Job: State how many lines of the records contain the string "JSON", and give no other information.
— start Data for this exercise —
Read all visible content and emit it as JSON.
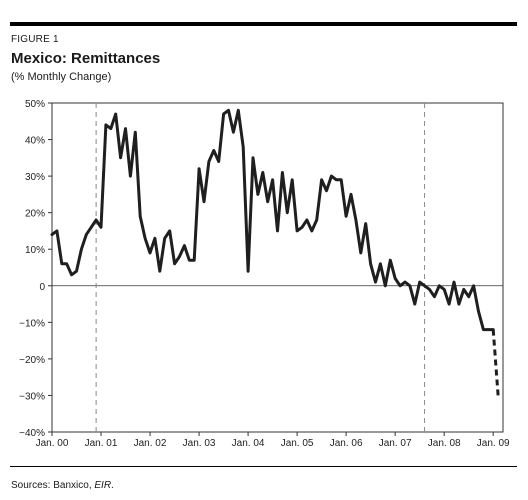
{
  "figure": {
    "label": "FIGURE 1",
    "title": "Mexico: Remittances",
    "subtitle": "(% Monthly Change)",
    "source_prefix": "Sources: Banxico, ",
    "source_italic": "EIR",
    "source_suffix": "."
  },
  "chart_data": {
    "type": "line",
    "title": "Mexico: Remittances",
    "subtitle": "(% Monthly Change)",
    "ylim": [
      -40,
      50
    ],
    "yticks": [
      -40,
      -30,
      -20,
      -10,
      0,
      10,
      20,
      30,
      40,
      50
    ],
    "ytick_labels": [
      "−40%",
      "−30%",
      "−20%",
      "−10%",
      "0",
      "10%",
      "20%",
      "30%",
      "40%",
      "50%"
    ],
    "xlim": [
      2000,
      2009.2
    ],
    "xticks": [
      2000,
      2001,
      2002,
      2003,
      2004,
      2005,
      2006,
      2007,
      2008,
      2009
    ],
    "xtick_labels": [
      "Jan. 00",
      "Jan. 01",
      "Jan. 02",
      "Jan. 03",
      "Jan. 04",
      "Jan. 05",
      "Jan. 06",
      "Jan. 07",
      "Jan. 08",
      "Jan. 09"
    ],
    "reference_lines": [
      2000.9,
      2007.6
    ],
    "zero_line": 0,
    "grid": false,
    "line_color": "#1f1f1f",
    "reference_color": "#888888",
    "series": [
      {
        "style": "solid",
        "x": [
          2000.0,
          2000.1,
          2000.2,
          2000.3,
          2000.4,
          2000.5,
          2000.6,
          2000.7,
          2000.8,
          2000.9,
          2001.0,
          2001.1,
          2001.2,
          2001.3,
          2001.4,
          2001.5,
          2001.6,
          2001.7,
          2001.8,
          2001.9,
          2002.0,
          2002.1,
          2002.2,
          2002.3,
          2002.4,
          2002.5,
          2002.6,
          2002.7,
          2002.8,
          2002.9,
          2003.0,
          2003.1,
          2003.2,
          2003.3,
          2003.4,
          2003.5,
          2003.6,
          2003.7,
          2003.8,
          2003.9,
          2004.0,
          2004.1,
          2004.2,
          2004.3,
          2004.4,
          2004.5,
          2004.6,
          2004.7,
          2004.8,
          2004.9,
          2005.0,
          2005.1,
          2005.2,
          2005.3,
          2005.4,
          2005.5,
          2005.6,
          2005.7,
          2005.8,
          2005.9,
          2006.0,
          2006.1,
          2006.2,
          2006.3,
          2006.4,
          2006.5,
          2006.6,
          2006.7,
          2006.8,
          2006.9,
          2007.0,
          2007.1,
          2007.2,
          2007.3,
          2007.4,
          2007.5,
          2007.6,
          2007.7,
          2007.8,
          2007.9,
          2008.0,
          2008.1,
          2008.2,
          2008.3,
          2008.4,
          2008.5,
          2008.6,
          2008.7,
          2008.8,
          2008.9,
          2009.0
        ],
        "y": [
          14,
          15,
          6,
          6,
          3,
          4,
          10,
          14,
          16,
          18,
          16,
          44,
          43,
          47,
          35,
          43,
          30,
          42,
          19,
          13,
          9,
          13,
          4,
          13,
          15,
          6,
          8,
          11,
          7,
          7,
          32,
          23,
          34,
          37,
          34,
          47,
          48,
          42,
          48,
          38,
          4,
          35,
          25,
          31,
          23,
          29,
          15,
          31,
          20,
          29,
          15,
          16,
          18,
          15,
          18,
          29,
          26,
          30,
          29,
          29,
          19,
          25,
          18,
          9,
          17,
          6,
          1,
          6,
          0,
          7,
          2,
          0,
          1,
          0,
          -5,
          1,
          0,
          -1,
          -3,
          0,
          -1,
          -5,
          1,
          -5,
          -1,
          -3,
          0,
          -7,
          -12,
          -12,
          -12
        ]
      },
      {
        "style": "dashed",
        "x": [
          2009.0,
          2009.1
        ],
        "y": [
          -12,
          -30
        ]
      }
    ]
  }
}
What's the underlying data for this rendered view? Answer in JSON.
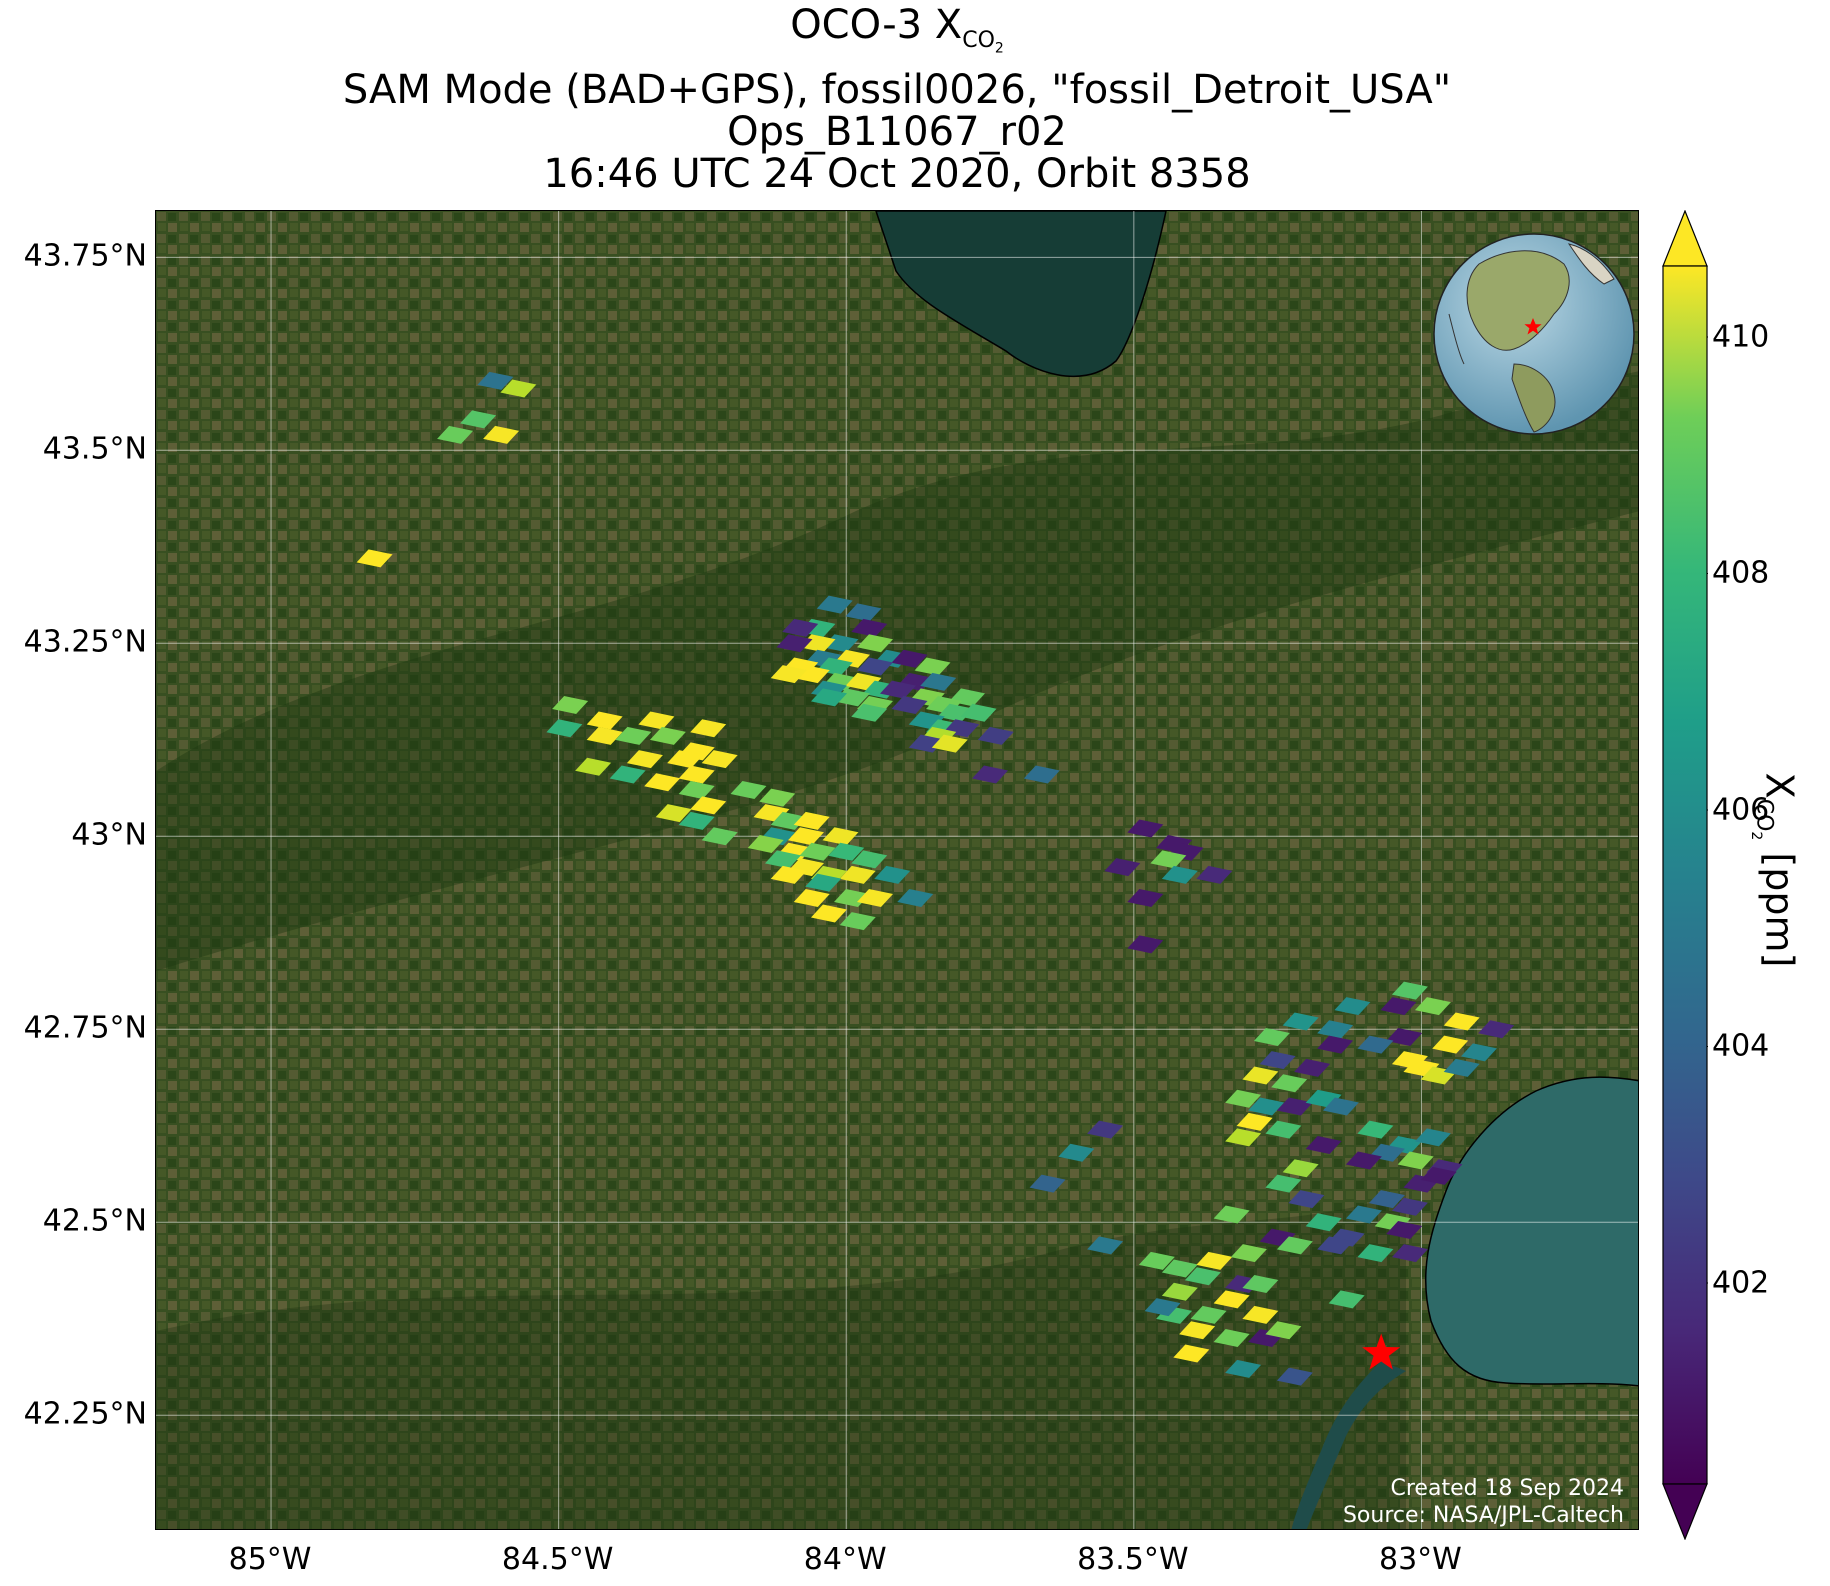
{
  "title": {
    "line1_prefix": "OCO-3 X",
    "line1_sub": "CO",
    "line1_subsub": "2",
    "line2": "SAM Mode (BAD+GPS), fossil0026, \"fossil_Detroit_USA\"",
    "line3": "Ops_B11067_r02",
    "line4": "16:46 UTC 24 Oct 2020, Orbit 8358"
  },
  "map": {
    "lon_range": [
      -85.2,
      -82.62
    ],
    "lat_range": [
      42.1,
      43.81
    ],
    "lat_ticks": [
      {
        "value": 43.75,
        "label": "43.75°N"
      },
      {
        "value": 43.5,
        "label": "43.5°N"
      },
      {
        "value": 43.25,
        "label": "43.25°N"
      },
      {
        "value": 43.0,
        "label": "43°N"
      },
      {
        "value": 42.75,
        "label": "42.75°N"
      },
      {
        "value": 42.5,
        "label": "42.5°N"
      },
      {
        "value": 42.25,
        "label": "42.25°N"
      }
    ],
    "lon_ticks": [
      {
        "value": -85.0,
        "label": "85°W"
      },
      {
        "value": -84.5,
        "label": "84.5°W"
      },
      {
        "value": -84.0,
        "label": "84°W"
      },
      {
        "value": -83.5,
        "label": "83.5°W"
      },
      {
        "value": -83.0,
        "label": "83°W"
      }
    ],
    "gridlines": true,
    "basemap": "satellite imagery (farmland, forest, Saginaw Bay, Lake St. Clair)",
    "target": {
      "name": "fossil_Detroit_USA",
      "lon": -83.07,
      "lat": 42.33,
      "marker": "star",
      "color": "#ff0000"
    },
    "inset_globe": {
      "position": "top-right",
      "marker": "star",
      "marker_color": "#ff0000"
    },
    "credit_line1": "Created 18 Sep 2024",
    "credit_line2": "Source: NASA/JPL-Caltech",
    "soundings": [
      [
        -84.61,
        43.59,
        404.2
      ],
      [
        -84.57,
        43.58,
        409.5
      ],
      [
        -84.64,
        43.54,
        407.8
      ],
      [
        -84.68,
        43.52,
        408.2
      ],
      [
        -84.6,
        43.52,
        410.5
      ],
      [
        -84.82,
        43.36,
        410.6
      ],
      [
        -84.02,
        43.3,
        404.5
      ],
      [
        -83.97,
        43.29,
        404.0
      ],
      [
        -84.05,
        43.27,
        407.0
      ],
      [
        -83.96,
        43.27,
        401.0
      ],
      [
        -84.08,
        43.27,
        401.5
      ],
      [
        -84.01,
        43.25,
        405.2
      ],
      [
        -84.05,
        43.25,
        410.4
      ],
      [
        -83.95,
        43.25,
        408.6
      ],
      [
        -84.09,
        43.25,
        401.2
      ],
      [
        -83.99,
        43.23,
        410.5
      ],
      [
        -84.04,
        43.23,
        404.6
      ],
      [
        -83.92,
        43.23,
        405.3
      ],
      [
        -83.89,
        43.23,
        401.0
      ],
      [
        -84.08,
        43.22,
        410.6
      ],
      [
        -84.02,
        43.22,
        407.0
      ],
      [
        -83.95,
        43.22,
        402.5
      ],
      [
        -83.85,
        43.22,
        408.5
      ],
      [
        -84.06,
        43.21,
        410.6
      ],
      [
        -84.01,
        43.2,
        408.3
      ],
      [
        -83.97,
        43.2,
        410.4
      ],
      [
        -83.88,
        43.2,
        401.2
      ],
      [
        -83.84,
        43.2,
        404.4
      ],
      [
        -84.1,
        43.21,
        410.5
      ],
      [
        -84.03,
        43.19,
        405.4
      ],
      [
        -83.94,
        43.19,
        407.0
      ],
      [
        -83.91,
        43.19,
        401.5
      ],
      [
        -83.86,
        43.18,
        408.6
      ],
      [
        -83.79,
        43.18,
        408.1
      ],
      [
        -83.99,
        43.18,
        408.0
      ],
      [
        -84.03,
        43.18,
        406.5
      ],
      [
        -83.95,
        43.17,
        408.4
      ],
      [
        -83.89,
        43.17,
        402.0
      ],
      [
        -83.83,
        43.17,
        408.3
      ],
      [
        -83.81,
        43.16,
        407.6
      ],
      [
        -83.77,
        43.16,
        407.5
      ],
      [
        -83.96,
        43.16,
        407.6
      ],
      [
        -83.86,
        43.15,
        405.6
      ],
      [
        -83.83,
        43.14,
        407.3
      ],
      [
        -83.8,
        43.14,
        402.0
      ],
      [
        -83.74,
        43.13,
        402.2
      ],
      [
        -83.84,
        43.13,
        409.4
      ],
      [
        -83.86,
        43.12,
        402.3
      ],
      [
        -83.82,
        43.12,
        410.2
      ],
      [
        -83.75,
        43.08,
        401.5
      ],
      [
        -83.66,
        43.08,
        404.0
      ],
      [
        -84.48,
        43.17,
        408.5
      ],
      [
        -84.42,
        43.15,
        410.6
      ],
      [
        -84.33,
        43.15,
        410.5
      ],
      [
        -84.24,
        43.14,
        410.5
      ],
      [
        -84.31,
        43.13,
        408.5
      ],
      [
        -84.49,
        43.14,
        407.0
      ],
      [
        -84.42,
        43.13,
        410.5
      ],
      [
        -84.37,
        43.13,
        408.3
      ],
      [
        -84.26,
        43.11,
        410.6
      ],
      [
        -84.28,
        43.1,
        410.6
      ],
      [
        -84.35,
        43.1,
        410.5
      ],
      [
        -84.26,
        43.08,
        410.6
      ],
      [
        -84.22,
        43.1,
        410.5
      ],
      [
        -84.44,
        43.09,
        409.5
      ],
      [
        -84.38,
        43.08,
        407.0
      ],
      [
        -84.32,
        43.07,
        410.6
      ],
      [
        -84.26,
        43.06,
        408.3
      ],
      [
        -84.17,
        43.06,
        408.2
      ],
      [
        -84.12,
        43.05,
        408.5
      ],
      [
        -84.24,
        43.04,
        410.6
      ],
      [
        -84.3,
        43.03,
        410.0
      ],
      [
        -84.26,
        43.02,
        407.0
      ],
      [
        -84.22,
        43.0,
        408.1
      ],
      [
        -84.13,
        43.03,
        410.5
      ],
      [
        -84.1,
        43.02,
        408.0
      ],
      [
        -84.06,
        43.02,
        410.6
      ],
      [
        -84.12,
        43.0,
        405.5
      ],
      [
        -84.07,
        43.0,
        410.6
      ],
      [
        -84.01,
        43.0,
        410.4
      ],
      [
        -84.14,
        42.99,
        408.7
      ],
      [
        -84.09,
        42.98,
        410.6
      ],
      [
        -84.05,
        42.98,
        408.3
      ],
      [
        -84.0,
        42.98,
        407.2
      ],
      [
        -83.96,
        42.97,
        407.5
      ],
      [
        -84.11,
        42.97,
        407.5
      ],
      [
        -84.07,
        42.96,
        410.5
      ],
      [
        -84.03,
        42.95,
        409.5
      ],
      [
        -83.98,
        42.95,
        410.4
      ],
      [
        -84.1,
        42.95,
        410.6
      ],
      [
        -84.04,
        42.94,
        406.5
      ],
      [
        -83.92,
        42.95,
        405.5
      ],
      [
        -84.06,
        42.92,
        410.6
      ],
      [
        -83.99,
        42.92,
        408.4
      ],
      [
        -83.95,
        42.92,
        410.5
      ],
      [
        -83.88,
        42.92,
        404.8
      ],
      [
        -84.03,
        42.9,
        410.6
      ],
      [
        -83.98,
        42.89,
        408.2
      ],
      [
        -83.48,
        43.01,
        401.0
      ],
      [
        -83.43,
        42.99,
        401.0
      ],
      [
        -83.41,
        42.98,
        401.0
      ],
      [
        -83.44,
        42.97,
        408.4
      ],
      [
        -83.36,
        42.95,
        401.5
      ],
      [
        -83.42,
        42.95,
        405.5
      ],
      [
        -83.52,
        42.96,
        401.2
      ],
      [
        -83.48,
        42.92,
        401.0
      ],
      [
        -83.48,
        42.86,
        401.0
      ],
      [
        -83.12,
        42.78,
        405.3
      ],
      [
        -83.21,
        42.76,
        405.6
      ],
      [
        -83.15,
        42.75,
        404.8
      ],
      [
        -83.02,
        42.8,
        407.8
      ],
      [
        -82.98,
        42.78,
        408.5
      ],
      [
        -82.93,
        42.76,
        410.6
      ],
      [
        -83.03,
        42.74,
        401.0
      ],
      [
        -82.87,
        42.75,
        401.5
      ],
      [
        -83.04,
        42.78,
        401.0
      ],
      [
        -82.95,
        42.73,
        410.6
      ],
      [
        -82.9,
        42.72,
        405.0
      ],
      [
        -83.02,
        42.71,
        410.6
      ],
      [
        -83.0,
        42.7,
        410.6
      ],
      [
        -82.97,
        42.69,
        410.0
      ],
      [
        -82.93,
        42.7,
        404.6
      ],
      [
        -83.08,
        42.73,
        403.8
      ],
      [
        -83.15,
        42.73,
        401.0
      ],
      [
        -83.19,
        42.7,
        401.2
      ],
      [
        -83.26,
        42.74,
        408.1
      ],
      [
        -83.25,
        42.71,
        402.5
      ],
      [
        -83.28,
        42.69,
        410.3
      ],
      [
        -83.23,
        42.68,
        408.2
      ],
      [
        -83.31,
        42.66,
        408.4
      ],
      [
        -83.27,
        42.65,
        405.4
      ],
      [
        -83.22,
        42.65,
        401.2
      ],
      [
        -83.17,
        42.66,
        406.0
      ],
      [
        -83.14,
        42.65,
        404.2
      ],
      [
        -83.29,
        42.63,
        410.6
      ],
      [
        -83.24,
        42.62,
        407.5
      ],
      [
        -83.31,
        42.61,
        409.5
      ],
      [
        -83.17,
        42.6,
        401.0
      ],
      [
        -83.08,
        42.62,
        407.2
      ],
      [
        -83.03,
        42.6,
        405.6
      ],
      [
        -82.98,
        42.61,
        405.0
      ],
      [
        -83.06,
        42.59,
        404.0
      ],
      [
        -83.1,
        42.58,
        401.0
      ],
      [
        -83.01,
        42.58,
        408.6
      ],
      [
        -82.96,
        42.57,
        401.5
      ],
      [
        -83.0,
        42.55,
        401.2
      ],
      [
        -82.97,
        42.56,
        401.0
      ],
      [
        -83.21,
        42.57,
        409.0
      ],
      [
        -83.24,
        42.55,
        407.5
      ],
      [
        -83.06,
        42.53,
        403.5
      ],
      [
        -83.02,
        42.52,
        402.0
      ],
      [
        -83.1,
        42.51,
        404.5
      ],
      [
        -83.05,
        42.5,
        408.4
      ],
      [
        -83.13,
        42.48,
        402.5
      ],
      [
        -83.03,
        42.49,
        401.0
      ],
      [
        -83.08,
        42.46,
        407.0
      ],
      [
        -83.02,
        42.46,
        401.5
      ],
      [
        -83.33,
        42.51,
        408.3
      ],
      [
        -83.25,
        42.48,
        401.0
      ],
      [
        -83.22,
        42.47,
        408.1
      ],
      [
        -83.15,
        42.47,
        402.5
      ],
      [
        -83.55,
        42.62,
        402.0
      ],
      [
        -83.6,
        42.59,
        405.2
      ],
      [
        -83.65,
        42.55,
        403.6
      ],
      [
        -83.55,
        42.47,
        404.5
      ],
      [
        -83.46,
        42.45,
        408.2
      ],
      [
        -83.42,
        42.44,
        408.0
      ],
      [
        -83.38,
        42.43,
        407.6
      ],
      [
        -83.31,
        42.42,
        401.5
      ],
      [
        -83.33,
        42.4,
        410.6
      ],
      [
        -83.37,
        42.38,
        408.1
      ],
      [
        -83.43,
        42.38,
        407.5
      ],
      [
        -83.28,
        42.42,
        408.0
      ],
      [
        -83.28,
        42.38,
        410.5
      ],
      [
        -83.39,
        42.36,
        410.5
      ],
      [
        -83.33,
        42.35,
        408.3
      ],
      [
        -83.27,
        42.35,
        401.0
      ],
      [
        -83.24,
        42.36,
        408.6
      ],
      [
        -83.4,
        42.33,
        410.6
      ],
      [
        -83.31,
        42.31,
        405.3
      ],
      [
        -83.22,
        42.3,
        403.0
      ],
      [
        -83.42,
        42.41,
        409.0
      ],
      [
        -83.45,
        42.39,
        404.5
      ],
      [
        -83.36,
        42.45,
        410.5
      ],
      [
        -83.3,
        42.46,
        408.5
      ],
      [
        -83.13,
        42.4,
        407.5
      ],
      [
        -83.17,
        42.5,
        407.0
      ],
      [
        -83.2,
        42.53,
        402.5
      ]
    ]
  },
  "colorbar": {
    "label_main": "X",
    "label_sub": "CO",
    "label_subsub": "2",
    "label_unit": " [ppm]",
    "vmin": 400.3,
    "vmax": 410.6,
    "colormap": "viridis",
    "ticks": [
      {
        "value": 402,
        "label": "402"
      },
      {
        "value": 404,
        "label": "404"
      },
      {
        "value": 406,
        "label": "406"
      },
      {
        "value": 408,
        "label": "408"
      },
      {
        "value": 410,
        "label": "410"
      }
    ],
    "extend": "both",
    "under_color": "#440154",
    "over_color": "#fde725"
  }
}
— end Data for this exercise —
Complete response: 2